# Page text
Early Sensory Capacities

Vision

  • At birth the nerves and muscles and lens of the eye are still developing.
  • Visual acuity varies from 20/240 to 20/640.
  • Head movement indicates some vision.
  • Infants show an interest in human faces soon after birth and prefer to look at faces rather than other objects.
    • Also show a preference for attractive, smiling faces.
  • Prefer familiar over unfamiliar objects
  • Visual acuity and color in newborns improve over time.

Visual Perception

  • In the first two months of postnatal development, infants don’t perceive obstructed objects as complete, instead perceiving only what is visible.
  • “Visual cliff” study was designed to test depth perception and visual expectations.
    • Infants will not crawl over the edge.
    • Their perception of affordances let them crawl or not crawl over the cliff.

# List of tasks
1 > According to the notes on early sensory capacities, what is the range of a newborn's visual acuity?
2 > Resume the notes on early sensory capacities after their last line.

# Exercise data
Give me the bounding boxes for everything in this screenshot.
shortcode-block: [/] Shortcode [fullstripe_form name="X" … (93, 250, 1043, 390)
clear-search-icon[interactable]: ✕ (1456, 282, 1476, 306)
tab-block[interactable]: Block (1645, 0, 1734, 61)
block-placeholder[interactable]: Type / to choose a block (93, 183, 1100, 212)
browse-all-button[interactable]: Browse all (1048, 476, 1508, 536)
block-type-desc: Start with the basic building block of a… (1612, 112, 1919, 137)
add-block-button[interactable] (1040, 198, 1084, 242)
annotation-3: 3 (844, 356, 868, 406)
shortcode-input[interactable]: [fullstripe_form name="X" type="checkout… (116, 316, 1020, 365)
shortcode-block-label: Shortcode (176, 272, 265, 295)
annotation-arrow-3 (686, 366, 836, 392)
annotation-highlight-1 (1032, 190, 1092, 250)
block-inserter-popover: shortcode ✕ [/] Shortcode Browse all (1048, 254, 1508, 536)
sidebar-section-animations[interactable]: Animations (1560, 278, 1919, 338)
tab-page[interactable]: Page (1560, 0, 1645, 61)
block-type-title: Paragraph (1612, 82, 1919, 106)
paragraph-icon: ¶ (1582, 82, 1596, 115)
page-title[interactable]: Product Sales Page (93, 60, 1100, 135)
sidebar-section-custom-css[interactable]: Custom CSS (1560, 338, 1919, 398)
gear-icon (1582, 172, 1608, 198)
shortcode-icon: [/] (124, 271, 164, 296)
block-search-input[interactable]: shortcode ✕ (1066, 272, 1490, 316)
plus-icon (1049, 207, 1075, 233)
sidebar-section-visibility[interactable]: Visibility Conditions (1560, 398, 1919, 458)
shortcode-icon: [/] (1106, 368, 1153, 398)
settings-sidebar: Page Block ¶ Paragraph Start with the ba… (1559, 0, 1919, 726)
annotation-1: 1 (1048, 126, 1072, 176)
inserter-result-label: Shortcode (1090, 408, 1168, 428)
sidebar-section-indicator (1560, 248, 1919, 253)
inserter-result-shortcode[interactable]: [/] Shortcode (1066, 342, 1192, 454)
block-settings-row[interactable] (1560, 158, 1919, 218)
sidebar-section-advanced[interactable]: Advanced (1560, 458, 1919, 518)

# Written answers
1 > 20/240 to 20/640

2 >
    • Use of ‘binocular cues’ by age 3 to 4 months suggests depth perception even before infants can crawl.

Other Senses

  • Hearing begins in the womb.
  • Changes that take place during infancy involve perception of volume, pitch, localization.
  • One of the keys to language development
  • Newborns respond to touch and can feel pain.
  • Newborns can differentiate odors.
  • Sensitivity to taste is present even before birth.
  • Over the first several months of age, infants begin to prefer salty tastes.